- What this task involves -
Check each line of the records below and collect those that include the word "revolutionary".
* BEGIN Data records *
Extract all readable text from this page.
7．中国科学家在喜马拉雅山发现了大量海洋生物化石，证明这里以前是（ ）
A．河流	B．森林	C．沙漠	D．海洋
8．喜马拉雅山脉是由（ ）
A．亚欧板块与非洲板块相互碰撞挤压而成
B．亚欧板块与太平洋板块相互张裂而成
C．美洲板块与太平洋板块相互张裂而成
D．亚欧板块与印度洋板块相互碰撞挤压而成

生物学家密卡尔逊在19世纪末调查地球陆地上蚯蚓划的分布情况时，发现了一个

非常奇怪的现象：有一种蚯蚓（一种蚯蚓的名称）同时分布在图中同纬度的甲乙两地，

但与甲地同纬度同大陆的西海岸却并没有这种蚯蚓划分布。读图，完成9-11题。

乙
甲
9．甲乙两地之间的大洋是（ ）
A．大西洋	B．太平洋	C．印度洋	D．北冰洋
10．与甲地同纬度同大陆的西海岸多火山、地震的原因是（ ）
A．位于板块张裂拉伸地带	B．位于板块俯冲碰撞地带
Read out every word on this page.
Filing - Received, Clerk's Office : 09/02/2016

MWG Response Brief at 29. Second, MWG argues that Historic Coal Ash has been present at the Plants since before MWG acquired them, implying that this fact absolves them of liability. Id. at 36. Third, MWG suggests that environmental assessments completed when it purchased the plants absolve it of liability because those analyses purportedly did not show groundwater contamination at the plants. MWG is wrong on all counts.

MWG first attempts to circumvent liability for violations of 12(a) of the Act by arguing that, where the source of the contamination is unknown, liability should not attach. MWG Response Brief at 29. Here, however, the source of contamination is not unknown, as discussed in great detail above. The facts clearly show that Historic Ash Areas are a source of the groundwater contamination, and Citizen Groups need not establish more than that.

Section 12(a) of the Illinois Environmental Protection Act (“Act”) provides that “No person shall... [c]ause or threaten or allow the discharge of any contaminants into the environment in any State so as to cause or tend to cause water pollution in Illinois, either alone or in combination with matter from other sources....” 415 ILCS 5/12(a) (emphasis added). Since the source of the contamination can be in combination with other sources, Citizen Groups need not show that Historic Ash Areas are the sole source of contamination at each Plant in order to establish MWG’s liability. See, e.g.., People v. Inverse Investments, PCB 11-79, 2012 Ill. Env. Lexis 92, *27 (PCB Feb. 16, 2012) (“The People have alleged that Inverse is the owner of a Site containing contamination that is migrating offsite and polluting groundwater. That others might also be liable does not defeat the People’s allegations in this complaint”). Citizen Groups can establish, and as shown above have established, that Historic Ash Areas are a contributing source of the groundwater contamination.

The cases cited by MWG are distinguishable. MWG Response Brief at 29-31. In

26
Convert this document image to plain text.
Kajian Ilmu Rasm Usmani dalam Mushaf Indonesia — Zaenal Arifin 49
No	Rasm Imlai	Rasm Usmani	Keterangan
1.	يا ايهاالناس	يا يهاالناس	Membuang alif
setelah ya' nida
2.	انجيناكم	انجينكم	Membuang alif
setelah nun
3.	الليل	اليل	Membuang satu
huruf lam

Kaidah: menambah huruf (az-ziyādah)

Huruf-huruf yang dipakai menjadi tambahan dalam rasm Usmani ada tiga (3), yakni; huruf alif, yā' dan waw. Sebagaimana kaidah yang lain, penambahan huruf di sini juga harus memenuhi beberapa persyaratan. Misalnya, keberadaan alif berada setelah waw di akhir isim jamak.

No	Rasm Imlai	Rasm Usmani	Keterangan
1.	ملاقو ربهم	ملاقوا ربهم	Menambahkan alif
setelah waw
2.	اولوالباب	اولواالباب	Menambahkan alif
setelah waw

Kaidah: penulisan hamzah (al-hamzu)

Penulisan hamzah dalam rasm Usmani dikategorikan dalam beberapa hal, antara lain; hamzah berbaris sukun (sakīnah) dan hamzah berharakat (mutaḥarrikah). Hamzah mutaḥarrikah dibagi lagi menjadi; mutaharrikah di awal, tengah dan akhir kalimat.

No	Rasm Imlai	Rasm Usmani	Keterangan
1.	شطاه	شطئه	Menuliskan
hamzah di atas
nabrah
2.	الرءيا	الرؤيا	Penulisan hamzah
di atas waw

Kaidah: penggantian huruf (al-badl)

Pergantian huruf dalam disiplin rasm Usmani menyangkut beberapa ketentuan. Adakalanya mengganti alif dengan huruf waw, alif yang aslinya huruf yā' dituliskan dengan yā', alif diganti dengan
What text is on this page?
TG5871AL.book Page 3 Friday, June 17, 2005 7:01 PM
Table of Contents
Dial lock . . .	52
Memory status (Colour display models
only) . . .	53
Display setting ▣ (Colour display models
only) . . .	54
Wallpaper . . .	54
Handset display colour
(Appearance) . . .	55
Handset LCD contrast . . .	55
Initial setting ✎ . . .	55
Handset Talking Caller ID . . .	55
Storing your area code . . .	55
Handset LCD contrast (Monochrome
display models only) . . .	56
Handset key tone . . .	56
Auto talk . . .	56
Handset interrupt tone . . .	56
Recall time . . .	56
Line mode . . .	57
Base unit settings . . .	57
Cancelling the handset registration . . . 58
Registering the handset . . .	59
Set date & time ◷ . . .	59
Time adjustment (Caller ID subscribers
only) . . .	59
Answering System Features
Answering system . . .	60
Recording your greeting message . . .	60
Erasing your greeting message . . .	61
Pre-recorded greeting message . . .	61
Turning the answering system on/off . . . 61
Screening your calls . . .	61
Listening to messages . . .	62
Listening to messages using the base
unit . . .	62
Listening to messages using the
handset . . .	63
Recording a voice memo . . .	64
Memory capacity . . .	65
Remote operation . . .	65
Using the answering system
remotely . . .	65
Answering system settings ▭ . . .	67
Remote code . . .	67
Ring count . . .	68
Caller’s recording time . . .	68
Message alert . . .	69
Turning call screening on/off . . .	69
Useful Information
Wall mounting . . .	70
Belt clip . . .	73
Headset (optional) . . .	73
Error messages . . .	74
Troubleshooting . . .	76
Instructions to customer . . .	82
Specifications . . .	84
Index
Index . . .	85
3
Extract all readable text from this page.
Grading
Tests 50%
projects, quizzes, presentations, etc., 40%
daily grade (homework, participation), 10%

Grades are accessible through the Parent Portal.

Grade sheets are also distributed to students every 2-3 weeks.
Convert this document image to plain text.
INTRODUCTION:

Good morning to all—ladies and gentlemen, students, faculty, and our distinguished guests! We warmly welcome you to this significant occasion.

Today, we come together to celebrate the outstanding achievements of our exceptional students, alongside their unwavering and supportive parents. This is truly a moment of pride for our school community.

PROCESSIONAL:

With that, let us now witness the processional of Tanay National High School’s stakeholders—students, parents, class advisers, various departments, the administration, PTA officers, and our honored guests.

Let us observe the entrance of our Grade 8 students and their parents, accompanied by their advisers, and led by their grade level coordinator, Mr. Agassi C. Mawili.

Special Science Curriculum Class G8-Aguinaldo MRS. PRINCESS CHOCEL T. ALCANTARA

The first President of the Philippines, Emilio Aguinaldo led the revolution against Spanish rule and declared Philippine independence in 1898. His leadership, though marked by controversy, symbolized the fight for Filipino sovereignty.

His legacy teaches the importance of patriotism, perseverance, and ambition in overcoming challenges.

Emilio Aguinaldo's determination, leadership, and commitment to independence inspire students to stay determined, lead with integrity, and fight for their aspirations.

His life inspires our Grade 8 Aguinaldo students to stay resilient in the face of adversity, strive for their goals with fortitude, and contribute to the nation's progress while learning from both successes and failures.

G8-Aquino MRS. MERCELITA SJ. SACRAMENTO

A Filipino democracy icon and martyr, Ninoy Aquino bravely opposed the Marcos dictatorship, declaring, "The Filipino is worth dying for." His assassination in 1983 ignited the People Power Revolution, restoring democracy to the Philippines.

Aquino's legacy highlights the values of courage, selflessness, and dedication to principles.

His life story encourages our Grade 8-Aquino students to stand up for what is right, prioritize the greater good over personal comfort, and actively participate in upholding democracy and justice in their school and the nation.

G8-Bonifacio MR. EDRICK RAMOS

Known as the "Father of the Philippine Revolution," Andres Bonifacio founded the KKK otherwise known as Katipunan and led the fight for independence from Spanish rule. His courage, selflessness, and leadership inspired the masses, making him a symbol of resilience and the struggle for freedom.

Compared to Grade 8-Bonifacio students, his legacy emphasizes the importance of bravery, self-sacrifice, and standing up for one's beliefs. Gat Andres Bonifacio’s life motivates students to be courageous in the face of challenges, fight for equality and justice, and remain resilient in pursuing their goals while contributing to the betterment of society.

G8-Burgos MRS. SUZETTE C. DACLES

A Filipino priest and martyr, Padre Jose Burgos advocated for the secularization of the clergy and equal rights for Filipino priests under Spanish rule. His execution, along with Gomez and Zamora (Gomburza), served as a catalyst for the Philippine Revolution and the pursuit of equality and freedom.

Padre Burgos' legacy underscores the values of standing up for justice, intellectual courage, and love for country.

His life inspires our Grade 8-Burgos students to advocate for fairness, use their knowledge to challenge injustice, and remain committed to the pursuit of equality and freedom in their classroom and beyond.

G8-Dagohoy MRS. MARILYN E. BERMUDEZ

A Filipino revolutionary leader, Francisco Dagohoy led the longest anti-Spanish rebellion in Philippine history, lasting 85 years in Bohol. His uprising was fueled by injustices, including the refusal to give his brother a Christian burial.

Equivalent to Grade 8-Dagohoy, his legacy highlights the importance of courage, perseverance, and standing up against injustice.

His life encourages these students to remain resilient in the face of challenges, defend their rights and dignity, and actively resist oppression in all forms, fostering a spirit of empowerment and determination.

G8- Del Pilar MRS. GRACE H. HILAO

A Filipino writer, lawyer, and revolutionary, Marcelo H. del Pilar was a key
* END Data records *
- Solution for this problem -
A Filipino revolutionary leader, Francisco Dagohoy led the longest anti-Spanish rebellion in Philippine history, lasting 85 years in Bohol. His uprising was fueled by injustices, including the refusal to give his brother a Christian burial.
A Filipino writer, lawyer, and revolutionary, Marcelo H. del Pilar was a key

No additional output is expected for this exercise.